Rows from a figure dataset:
_ _ _ _ _ _ _

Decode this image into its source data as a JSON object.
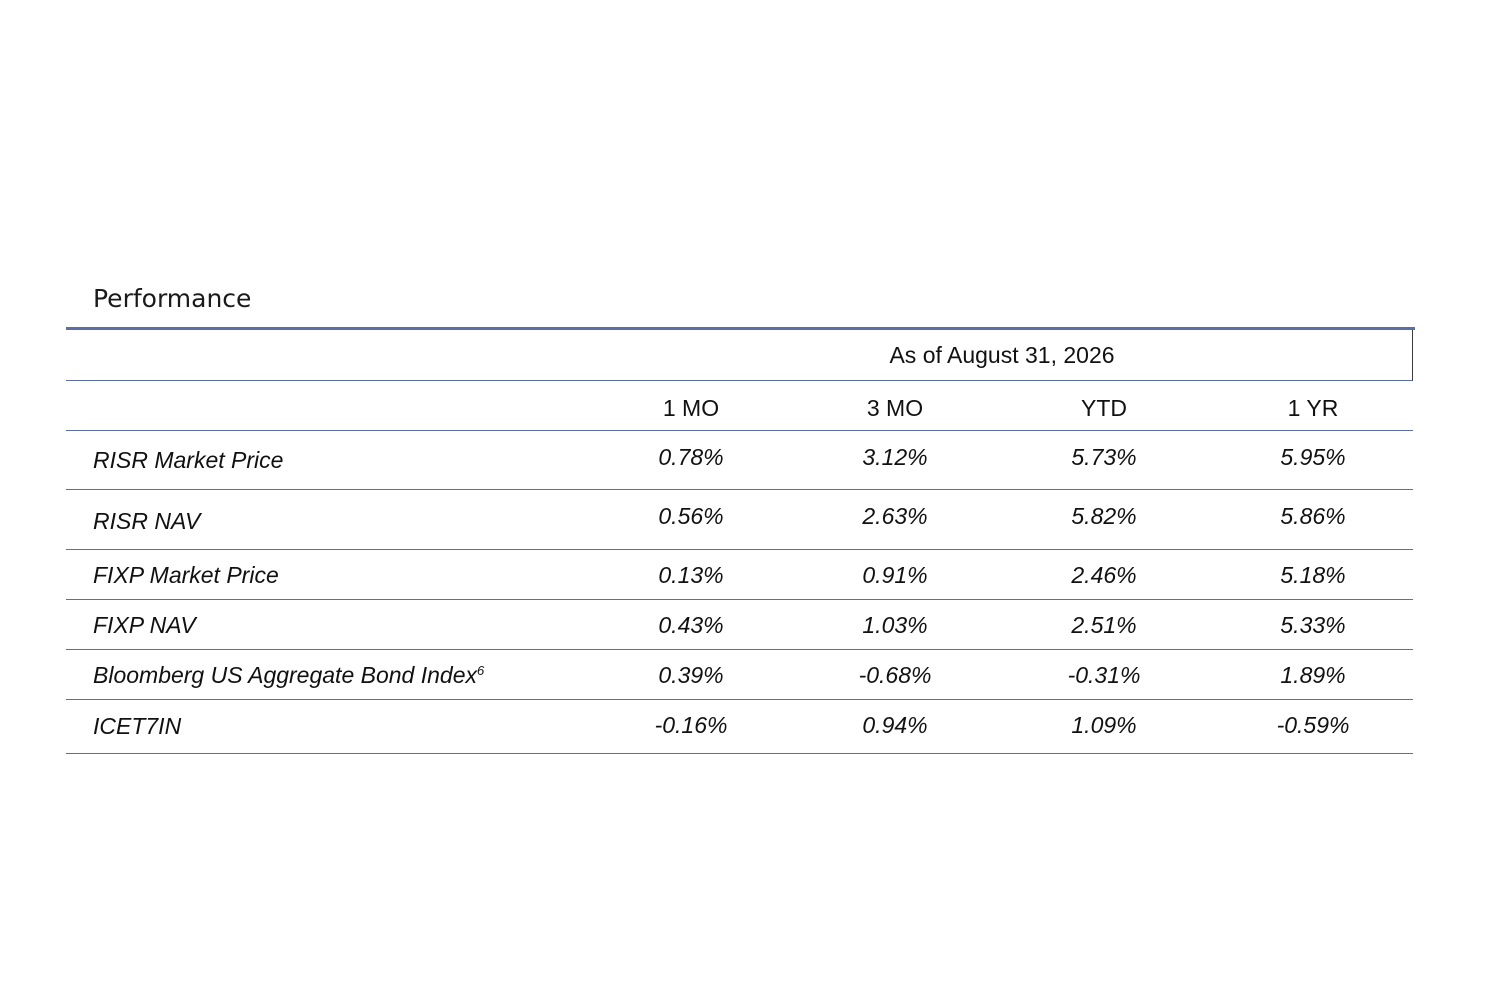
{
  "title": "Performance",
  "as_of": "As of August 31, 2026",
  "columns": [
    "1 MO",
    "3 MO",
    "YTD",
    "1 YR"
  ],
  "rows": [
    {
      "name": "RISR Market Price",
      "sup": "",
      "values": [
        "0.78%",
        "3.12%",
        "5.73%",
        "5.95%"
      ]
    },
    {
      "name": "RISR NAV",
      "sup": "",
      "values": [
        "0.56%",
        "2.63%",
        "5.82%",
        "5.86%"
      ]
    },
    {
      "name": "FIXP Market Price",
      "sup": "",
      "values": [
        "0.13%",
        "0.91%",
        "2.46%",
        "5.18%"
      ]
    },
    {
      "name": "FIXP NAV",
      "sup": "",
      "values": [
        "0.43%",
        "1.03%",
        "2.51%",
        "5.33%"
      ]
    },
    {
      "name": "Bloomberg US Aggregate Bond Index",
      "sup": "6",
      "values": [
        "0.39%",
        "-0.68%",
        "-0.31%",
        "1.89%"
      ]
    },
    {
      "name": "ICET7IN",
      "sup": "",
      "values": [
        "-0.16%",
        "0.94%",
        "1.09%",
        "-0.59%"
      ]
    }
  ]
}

_ _ _ _ _ _ _

→ WHAT IS BEING ASKED
Print all of the entries word for word. Omit the pictures they contain.

→ FINAL ANSWER
Decode this image into its source data as a JSON object.
{
  "title": "Performance",
  "as_of": "As of August 31, 2026",
  "columns": [
    "1 MO",
    "3 MO",
    "YTD",
    "1 YR"
  ],
  "rows": [
    {
      "name": "RISR Market Price",
      "sup": "",
      "values": [
        "0.78%",
        "3.12%",
        "5.73%",
        "5.95%"
      ]
    },
    {
      "name": "RISR NAV",
      "sup": "",
      "values": [
        "0.56%",
        "2.63%",
        "5.82%",
        "5.86%"
      ]
    },
    {
      "name": "FIXP Market Price",
      "sup": "",
      "values": [
        "0.13%",
        "0.91%",
        "2.46%",
        "5.18%"
      ]
    },
    {
      "name": "FIXP NAV",
      "sup": "",
      "values": [
        "0.43%",
        "1.03%",
        "2.51%",
        "5.33%"
      ]
    },
    {
      "name": "Bloomberg US Aggregate Bond Index",
      "sup": "6",
      "values": [
        "0.39%",
        "-0.68%",
        "-0.31%",
        "1.89%"
      ]
    },
    {
      "name": "ICET7IN",
      "sup": "",
      "values": [
        "-0.16%",
        "0.94%",
        "1.09%",
        "-0.59%"
      ]
    }
  ]
}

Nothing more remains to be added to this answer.